Search the records for the string "Annahmen", then copy each line that has it.

■ ■ ■ ■

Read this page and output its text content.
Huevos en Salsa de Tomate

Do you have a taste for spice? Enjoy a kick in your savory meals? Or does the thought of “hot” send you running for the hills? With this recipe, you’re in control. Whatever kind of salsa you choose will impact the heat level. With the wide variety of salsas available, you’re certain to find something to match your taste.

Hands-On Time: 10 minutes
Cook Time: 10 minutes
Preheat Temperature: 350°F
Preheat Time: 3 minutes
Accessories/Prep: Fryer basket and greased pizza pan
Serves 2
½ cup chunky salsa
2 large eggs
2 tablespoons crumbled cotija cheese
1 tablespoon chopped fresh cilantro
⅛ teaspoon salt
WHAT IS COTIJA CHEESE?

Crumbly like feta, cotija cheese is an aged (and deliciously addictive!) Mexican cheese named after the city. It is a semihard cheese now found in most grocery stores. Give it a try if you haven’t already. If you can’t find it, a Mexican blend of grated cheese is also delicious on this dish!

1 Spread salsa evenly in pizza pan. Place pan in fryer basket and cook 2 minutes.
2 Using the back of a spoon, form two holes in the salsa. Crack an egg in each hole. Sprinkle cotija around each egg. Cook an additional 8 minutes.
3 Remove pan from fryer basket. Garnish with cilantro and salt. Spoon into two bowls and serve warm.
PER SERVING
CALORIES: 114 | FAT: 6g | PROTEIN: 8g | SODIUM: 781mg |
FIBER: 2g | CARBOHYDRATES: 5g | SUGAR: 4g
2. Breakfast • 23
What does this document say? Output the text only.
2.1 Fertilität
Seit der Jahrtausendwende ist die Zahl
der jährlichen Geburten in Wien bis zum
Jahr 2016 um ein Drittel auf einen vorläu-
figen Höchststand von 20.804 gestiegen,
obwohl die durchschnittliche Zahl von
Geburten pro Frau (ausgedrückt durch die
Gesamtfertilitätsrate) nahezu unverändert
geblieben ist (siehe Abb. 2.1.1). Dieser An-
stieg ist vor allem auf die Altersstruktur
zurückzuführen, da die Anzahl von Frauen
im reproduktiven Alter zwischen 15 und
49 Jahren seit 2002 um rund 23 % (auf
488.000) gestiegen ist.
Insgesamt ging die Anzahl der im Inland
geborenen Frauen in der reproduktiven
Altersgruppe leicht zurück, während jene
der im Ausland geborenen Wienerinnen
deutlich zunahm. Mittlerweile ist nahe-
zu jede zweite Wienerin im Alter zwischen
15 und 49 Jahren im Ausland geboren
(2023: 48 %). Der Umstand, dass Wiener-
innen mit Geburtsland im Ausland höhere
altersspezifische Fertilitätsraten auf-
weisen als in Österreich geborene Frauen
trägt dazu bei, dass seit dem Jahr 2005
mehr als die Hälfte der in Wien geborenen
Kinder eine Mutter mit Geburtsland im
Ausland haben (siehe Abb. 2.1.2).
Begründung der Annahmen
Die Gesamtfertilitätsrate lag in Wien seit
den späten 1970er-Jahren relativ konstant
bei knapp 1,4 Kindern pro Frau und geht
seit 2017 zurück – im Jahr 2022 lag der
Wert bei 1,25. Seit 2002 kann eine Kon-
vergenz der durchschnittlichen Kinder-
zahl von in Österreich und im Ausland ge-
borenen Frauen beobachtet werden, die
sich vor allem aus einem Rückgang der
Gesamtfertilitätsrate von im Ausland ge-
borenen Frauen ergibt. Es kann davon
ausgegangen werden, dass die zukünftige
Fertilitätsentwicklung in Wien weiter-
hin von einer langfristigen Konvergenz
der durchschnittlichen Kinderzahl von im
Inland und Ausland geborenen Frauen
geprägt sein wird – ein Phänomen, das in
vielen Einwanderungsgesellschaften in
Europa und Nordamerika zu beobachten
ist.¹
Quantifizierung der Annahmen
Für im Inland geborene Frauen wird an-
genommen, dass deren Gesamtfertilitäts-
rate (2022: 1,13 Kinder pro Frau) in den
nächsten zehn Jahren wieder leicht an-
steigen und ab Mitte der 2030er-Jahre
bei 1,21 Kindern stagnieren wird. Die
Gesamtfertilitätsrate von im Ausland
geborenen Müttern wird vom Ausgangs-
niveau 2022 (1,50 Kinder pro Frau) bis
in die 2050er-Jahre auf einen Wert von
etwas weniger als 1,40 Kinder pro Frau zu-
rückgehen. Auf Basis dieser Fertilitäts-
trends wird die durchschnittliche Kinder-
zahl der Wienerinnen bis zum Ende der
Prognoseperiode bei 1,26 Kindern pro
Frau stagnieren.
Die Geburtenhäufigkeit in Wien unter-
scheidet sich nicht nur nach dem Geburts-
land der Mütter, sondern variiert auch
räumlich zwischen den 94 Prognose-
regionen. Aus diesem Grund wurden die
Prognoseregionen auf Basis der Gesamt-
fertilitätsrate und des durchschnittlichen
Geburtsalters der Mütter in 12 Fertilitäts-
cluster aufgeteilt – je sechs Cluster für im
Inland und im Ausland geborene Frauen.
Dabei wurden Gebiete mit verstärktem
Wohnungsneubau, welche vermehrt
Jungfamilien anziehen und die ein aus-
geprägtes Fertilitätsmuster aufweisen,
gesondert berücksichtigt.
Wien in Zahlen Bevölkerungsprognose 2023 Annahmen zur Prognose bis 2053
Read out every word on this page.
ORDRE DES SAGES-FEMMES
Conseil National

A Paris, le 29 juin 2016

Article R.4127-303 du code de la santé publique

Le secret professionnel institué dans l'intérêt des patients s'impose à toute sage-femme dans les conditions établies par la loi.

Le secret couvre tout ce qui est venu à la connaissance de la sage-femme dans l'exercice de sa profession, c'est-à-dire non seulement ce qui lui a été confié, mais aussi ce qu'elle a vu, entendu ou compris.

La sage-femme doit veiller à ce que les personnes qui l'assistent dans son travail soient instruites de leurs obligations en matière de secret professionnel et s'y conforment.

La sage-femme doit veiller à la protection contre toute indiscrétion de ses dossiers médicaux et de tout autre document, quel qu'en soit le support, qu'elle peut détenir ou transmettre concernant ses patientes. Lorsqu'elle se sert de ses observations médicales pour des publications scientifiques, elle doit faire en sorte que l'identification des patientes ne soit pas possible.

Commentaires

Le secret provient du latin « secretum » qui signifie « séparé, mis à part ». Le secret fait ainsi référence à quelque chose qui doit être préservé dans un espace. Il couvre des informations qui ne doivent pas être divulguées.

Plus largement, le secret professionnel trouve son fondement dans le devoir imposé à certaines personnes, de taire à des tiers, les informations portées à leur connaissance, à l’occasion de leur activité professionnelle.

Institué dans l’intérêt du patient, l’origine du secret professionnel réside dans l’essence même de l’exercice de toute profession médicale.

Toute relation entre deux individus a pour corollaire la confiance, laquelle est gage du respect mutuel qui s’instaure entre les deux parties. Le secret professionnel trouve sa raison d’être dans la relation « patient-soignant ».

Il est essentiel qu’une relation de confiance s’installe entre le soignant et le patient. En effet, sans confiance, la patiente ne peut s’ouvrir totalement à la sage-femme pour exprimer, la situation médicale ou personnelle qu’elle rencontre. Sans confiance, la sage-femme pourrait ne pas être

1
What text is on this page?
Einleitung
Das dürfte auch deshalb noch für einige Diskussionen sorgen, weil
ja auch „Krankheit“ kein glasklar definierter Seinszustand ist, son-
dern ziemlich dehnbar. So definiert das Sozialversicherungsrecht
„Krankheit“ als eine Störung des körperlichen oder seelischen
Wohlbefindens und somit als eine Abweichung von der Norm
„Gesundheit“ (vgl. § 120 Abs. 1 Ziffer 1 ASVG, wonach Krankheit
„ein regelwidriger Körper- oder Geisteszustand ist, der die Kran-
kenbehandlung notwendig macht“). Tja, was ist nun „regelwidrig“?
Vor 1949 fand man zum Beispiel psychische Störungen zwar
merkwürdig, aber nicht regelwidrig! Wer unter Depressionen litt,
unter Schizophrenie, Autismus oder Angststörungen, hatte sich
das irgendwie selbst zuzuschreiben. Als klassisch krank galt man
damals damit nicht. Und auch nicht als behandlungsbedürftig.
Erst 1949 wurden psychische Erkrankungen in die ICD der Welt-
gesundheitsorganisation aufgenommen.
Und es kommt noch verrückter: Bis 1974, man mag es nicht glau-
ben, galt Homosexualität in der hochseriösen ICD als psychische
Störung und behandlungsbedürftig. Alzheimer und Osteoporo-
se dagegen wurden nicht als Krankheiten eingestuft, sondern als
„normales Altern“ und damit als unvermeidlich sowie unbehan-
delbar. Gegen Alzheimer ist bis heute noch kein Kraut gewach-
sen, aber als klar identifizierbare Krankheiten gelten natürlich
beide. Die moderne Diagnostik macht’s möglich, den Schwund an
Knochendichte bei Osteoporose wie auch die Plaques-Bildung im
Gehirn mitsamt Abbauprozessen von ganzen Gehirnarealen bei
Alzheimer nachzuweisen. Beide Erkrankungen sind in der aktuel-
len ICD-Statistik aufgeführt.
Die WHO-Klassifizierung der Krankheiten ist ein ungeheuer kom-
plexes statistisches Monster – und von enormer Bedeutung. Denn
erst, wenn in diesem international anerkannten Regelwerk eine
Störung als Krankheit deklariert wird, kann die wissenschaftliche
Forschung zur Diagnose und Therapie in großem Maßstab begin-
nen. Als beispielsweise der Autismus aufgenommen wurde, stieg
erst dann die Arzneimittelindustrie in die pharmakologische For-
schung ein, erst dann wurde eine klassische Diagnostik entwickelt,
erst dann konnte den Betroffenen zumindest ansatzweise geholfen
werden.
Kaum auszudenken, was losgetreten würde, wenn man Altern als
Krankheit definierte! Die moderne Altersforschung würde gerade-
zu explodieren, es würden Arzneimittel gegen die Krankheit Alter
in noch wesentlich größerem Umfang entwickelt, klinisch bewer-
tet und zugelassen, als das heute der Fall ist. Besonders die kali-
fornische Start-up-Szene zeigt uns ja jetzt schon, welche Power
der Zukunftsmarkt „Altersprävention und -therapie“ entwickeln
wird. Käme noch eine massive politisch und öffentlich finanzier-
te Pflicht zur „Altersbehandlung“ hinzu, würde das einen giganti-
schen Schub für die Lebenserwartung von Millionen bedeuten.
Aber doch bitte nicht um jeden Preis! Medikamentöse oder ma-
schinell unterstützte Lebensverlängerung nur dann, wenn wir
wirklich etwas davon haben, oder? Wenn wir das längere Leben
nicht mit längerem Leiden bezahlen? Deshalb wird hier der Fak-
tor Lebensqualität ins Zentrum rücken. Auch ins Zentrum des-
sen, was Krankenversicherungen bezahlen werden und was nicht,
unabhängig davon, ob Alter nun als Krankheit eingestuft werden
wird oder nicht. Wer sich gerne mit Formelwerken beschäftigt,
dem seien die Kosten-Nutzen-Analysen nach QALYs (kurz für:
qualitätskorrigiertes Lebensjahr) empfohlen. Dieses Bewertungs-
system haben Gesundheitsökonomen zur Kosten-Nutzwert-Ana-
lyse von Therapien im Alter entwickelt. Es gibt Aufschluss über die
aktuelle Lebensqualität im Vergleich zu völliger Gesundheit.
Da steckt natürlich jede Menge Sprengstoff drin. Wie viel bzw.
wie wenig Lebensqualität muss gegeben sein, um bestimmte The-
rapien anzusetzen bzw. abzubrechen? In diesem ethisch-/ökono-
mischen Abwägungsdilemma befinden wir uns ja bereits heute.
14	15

■ ■ ■ ■

**Task response**
Begründung der Annahmen
Quantifizierung der Annahmen
Wien in Zahlen Bevölkerungsprognose 2023 Annahmen zur Prognose bis 2053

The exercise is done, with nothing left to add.